DATA TO EXAMINE
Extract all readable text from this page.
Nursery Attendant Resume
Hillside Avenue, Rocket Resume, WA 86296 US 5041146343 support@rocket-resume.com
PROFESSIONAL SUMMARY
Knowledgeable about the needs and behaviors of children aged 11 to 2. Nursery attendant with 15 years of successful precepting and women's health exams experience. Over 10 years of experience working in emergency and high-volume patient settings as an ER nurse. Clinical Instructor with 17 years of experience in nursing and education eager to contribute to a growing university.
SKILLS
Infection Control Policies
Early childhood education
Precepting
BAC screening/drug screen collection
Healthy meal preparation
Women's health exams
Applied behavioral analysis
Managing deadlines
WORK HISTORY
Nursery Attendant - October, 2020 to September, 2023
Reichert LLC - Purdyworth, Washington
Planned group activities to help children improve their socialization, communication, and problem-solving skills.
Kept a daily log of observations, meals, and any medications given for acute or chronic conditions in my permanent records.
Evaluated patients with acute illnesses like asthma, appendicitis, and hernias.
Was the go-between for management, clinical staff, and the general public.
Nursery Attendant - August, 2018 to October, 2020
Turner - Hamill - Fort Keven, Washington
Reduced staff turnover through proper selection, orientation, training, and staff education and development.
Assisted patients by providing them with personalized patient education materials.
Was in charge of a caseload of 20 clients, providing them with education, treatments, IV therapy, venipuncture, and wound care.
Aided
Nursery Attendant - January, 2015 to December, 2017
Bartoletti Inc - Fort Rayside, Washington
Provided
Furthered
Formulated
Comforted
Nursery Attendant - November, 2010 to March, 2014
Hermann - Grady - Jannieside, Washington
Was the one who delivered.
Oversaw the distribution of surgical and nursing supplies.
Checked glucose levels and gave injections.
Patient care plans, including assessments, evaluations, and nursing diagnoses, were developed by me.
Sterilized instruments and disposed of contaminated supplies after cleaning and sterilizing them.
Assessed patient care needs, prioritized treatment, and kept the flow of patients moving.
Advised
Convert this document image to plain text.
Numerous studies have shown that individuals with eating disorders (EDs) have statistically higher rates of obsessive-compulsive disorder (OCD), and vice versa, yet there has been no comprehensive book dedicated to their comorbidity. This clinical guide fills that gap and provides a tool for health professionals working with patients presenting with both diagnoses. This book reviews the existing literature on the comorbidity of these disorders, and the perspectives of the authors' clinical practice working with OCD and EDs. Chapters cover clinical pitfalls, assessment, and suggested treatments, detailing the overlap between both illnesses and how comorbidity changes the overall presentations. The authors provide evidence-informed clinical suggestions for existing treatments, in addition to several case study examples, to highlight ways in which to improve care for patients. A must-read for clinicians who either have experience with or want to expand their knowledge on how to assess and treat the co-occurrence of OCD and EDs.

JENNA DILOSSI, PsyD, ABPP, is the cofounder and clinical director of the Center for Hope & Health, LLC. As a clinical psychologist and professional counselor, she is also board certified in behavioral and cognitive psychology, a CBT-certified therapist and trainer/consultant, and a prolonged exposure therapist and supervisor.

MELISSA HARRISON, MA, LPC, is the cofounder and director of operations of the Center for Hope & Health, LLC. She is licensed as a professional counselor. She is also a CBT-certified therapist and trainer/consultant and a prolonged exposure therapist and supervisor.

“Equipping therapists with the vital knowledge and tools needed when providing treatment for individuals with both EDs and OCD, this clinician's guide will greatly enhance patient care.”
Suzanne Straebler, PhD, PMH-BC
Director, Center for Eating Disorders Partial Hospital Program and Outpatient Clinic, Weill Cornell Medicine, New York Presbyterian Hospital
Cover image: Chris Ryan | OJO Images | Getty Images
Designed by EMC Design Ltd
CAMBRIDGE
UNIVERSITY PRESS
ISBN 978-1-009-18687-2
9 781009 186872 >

PROBLEM TO WORK ON
Your task is to transcribe the listing in full, so that each line reads exactly as before.

SOLUTION FOR THIS EXERCISE
Extract all readable text from this page.
Nursery Attendant Resume
Hillside Avenue, Rocket Resume, WA 86296 US 5041146343 support@rocket-resume.com
PROFESSIONAL SUMMARY
Knowledgeable about the needs and behaviors of children aged 11 to 2. Nursery attendant with 15 years of successful precepting and women's health exams experience. Over 10 years of experience working in emergency and high-volume patient settings as an ER nurse. Clinical Instructor with 17 years of experience in nursing and education eager to contribute to a growing university.
SKILLS
Infection Control Policies
Early childhood education
Precepting
BAC screening/drug screen collection
Healthy meal preparation
Women's health exams
Applied behavioral analysis
Managing deadlines
WORK HISTORY
Nursery Attendant - October, 2020 to September, 2023
Reichert LLC - Purdyworth, Washington
Planned group activities to help children improve their socialization, communication, and problem-solving skills.
Kept a daily log of observations, meals, and any medications given for acute or chronic conditions in my permanent records.
Evaluated patients with acute illnesses like asthma, appendicitis, and hernias.
Was the go-between for management, clinical staff, and the general public.
Nursery Attendant - August, 2018 to October, 2020
Turner - Hamill - Fort Keven, Washington
Reduced staff turnover through proper selection, orientation, training, and staff education and development.
Assisted patients by providing them with personalized patient education materials.
Was in charge of a caseload of 20 clients, providing them with education, treatments, IV therapy, venipuncture, and wound care.
Aided
Nursery Attendant - January, 2015 to December, 2017
Bartoletti Inc - Fort Rayside, Washington
Provided
Furthered
Formulated
Comforted
Nursery Attendant - November, 2010 to March, 2014
Hermann - Grady - Jannieside, Washington
Was the one who delivered.
Oversaw the distribution of surgical and nursing supplies.
Checked glucose levels and gave injections.
Patient care plans, including assessments, evaluations, and nursing diagnoses, were developed by me.
Sterilized instruments and disposed of contaminated supplies after cleaning and sterilizing them.
Assessed patient care needs, prioritized treatment, and kept the flow of patients moving.
Advised
Convert this document image to plain text.
Numerous studies have shown that individuals with eating disorders (EDs) have statistically higher rates of obsessive-compulsive disorder (OCD), and vice versa, yet there has been no comprehensive book dedicated to their comorbidity. This clinical guide fills that gap and provides a tool for health professionals working with patients presenting with both diagnoses. This book reviews the existing literature on the comorbidity of these disorders, and the perspectives of the authors' clinical practice working with OCD and EDs. Chapters cover clinical pitfalls, assessment, and suggested treatments, detailing the overlap between both illnesses and how comorbidity changes the overall presentations. The authors provide evidence-informed clinical suggestions for existing treatments, in addition to several case study examples, to highlight ways in which to improve care for patients. A must-read for clinicians who either have experience with or want to expand their knowledge on how to assess and treat the co-occurrence of OCD and EDs.

JENNA DILOSSI, PsyD, ABPP, is the cofounder and clinical director of the Center for Hope & Health, LLC. As a clinical psychologist and professional counselor, she is also board certified in behavioral and cognitive psychology, a CBT-certified therapist and trainer/consultant, and a prolonged exposure therapist and supervisor.

MELISSA HARRISON, MA, LPC, is the cofounder and director of operations of the Center for Hope & Health, LLC. She is licensed as a professional counselor. She is also a CBT-certified therapist and trainer/consultant and a prolonged exposure therapist and supervisor.

“Equipping therapists with the vital knowledge and tools needed when providing treatment for individuals with both EDs and OCD, this clinician's guide will greatly enhance patient care.”
Suzanne Straebler, PhD, PMH-BC
Director, Center for Eating Disorders Partial Hospital Program and Outpatient Clinic, Weill Cornell Medicine, New York Presbyterian Hospital
Cover image: Chris Ryan | OJO Images | Getty Images
Designed by EMC Design Ltd
CAMBRIDGE
UNIVERSITY PRESS
ISBN 978-1-009-18687-2
9 781009 186872 >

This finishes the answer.